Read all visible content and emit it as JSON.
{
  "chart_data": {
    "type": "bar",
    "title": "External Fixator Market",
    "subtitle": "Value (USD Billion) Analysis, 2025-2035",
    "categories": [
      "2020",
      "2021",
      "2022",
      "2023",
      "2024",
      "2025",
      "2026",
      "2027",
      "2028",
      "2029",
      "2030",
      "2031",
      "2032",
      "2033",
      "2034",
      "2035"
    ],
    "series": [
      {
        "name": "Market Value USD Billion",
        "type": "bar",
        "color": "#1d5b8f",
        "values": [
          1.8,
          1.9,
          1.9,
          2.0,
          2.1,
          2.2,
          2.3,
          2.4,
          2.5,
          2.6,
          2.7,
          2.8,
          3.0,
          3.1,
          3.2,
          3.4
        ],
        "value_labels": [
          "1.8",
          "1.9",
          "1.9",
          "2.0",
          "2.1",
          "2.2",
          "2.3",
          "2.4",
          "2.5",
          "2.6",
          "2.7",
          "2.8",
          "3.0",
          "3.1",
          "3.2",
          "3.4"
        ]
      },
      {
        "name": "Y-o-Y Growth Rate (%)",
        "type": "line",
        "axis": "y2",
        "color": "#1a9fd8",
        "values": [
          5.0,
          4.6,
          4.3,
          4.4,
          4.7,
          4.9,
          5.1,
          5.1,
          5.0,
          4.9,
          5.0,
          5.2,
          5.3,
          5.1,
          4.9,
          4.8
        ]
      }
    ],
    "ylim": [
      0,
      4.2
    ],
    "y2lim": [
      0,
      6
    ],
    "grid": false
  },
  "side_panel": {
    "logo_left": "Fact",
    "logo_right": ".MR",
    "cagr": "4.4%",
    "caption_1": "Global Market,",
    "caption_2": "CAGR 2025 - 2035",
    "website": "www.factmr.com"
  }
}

*-*-*

**TASK GOAL:** Write out the records above again, keeping each one identical to the original.

**ANSWER BELOW:**
Read all visible content and emit it as JSON.
{
  "chart_data": {
    "type": "bar",
    "title": "External Fixator Market",
    "subtitle": "Value (USD Billion) Analysis, 2025-2035",
    "categories": [
      "2020",
      "2021",
      "2022",
      "2023",
      "2024",
      "2025",
      "2026",
      "2027",
      "2028",
      "2029",
      "2030",
      "2031",
      "2032",
      "2033",
      "2034",
      "2035"
    ],
    "series": [
      {
        "name": "Market Value USD Billion",
        "type": "bar",
        "color": "#1d5b8f",
        "values": [
          1.8,
          1.9,
          1.9,
          2.0,
          2.1,
          2.2,
          2.3,
          2.4,
          2.5,
          2.6,
          2.7,
          2.8,
          3.0,
          3.1,
          3.2,
          3.4
        ],
        "value_labels": [
          "1.8",
          "1.9",
          "1.9",
          "2.0",
          "2.1",
          "2.2",
          "2.3",
          "2.4",
          "2.5",
          "2.6",
          "2.7",
          "2.8",
          "3.0",
          "3.1",
          "3.2",
          "3.4"
        ]
      },
      {
        "name": "Y-o-Y Growth Rate (%)",
        "type": "line",
        "axis": "y2",
        "color": "#1a9fd8",
        "values": [
          5.0,
          4.6,
          4.3,
          4.4,
          4.7,
          4.9,
          5.1,
          5.1,
          5.0,
          4.9,
          5.0,
          5.2,
          5.3,
          5.1,
          4.9,
          4.8
        ]
      }
    ],
    "ylim": [
      0,
      4.2
    ],
    "y2lim": [
      0,
      6
    ],
    "grid": false
  },
  "side_panel": {
    "logo_left": "Fact",
    "logo_right": ".MR",
    "cagr": "4.4%",
    "caption_1": "Global Market,",
    "caption_2": "CAGR 2025 - 2035",
    "website": "www.factmr.com"
  }
}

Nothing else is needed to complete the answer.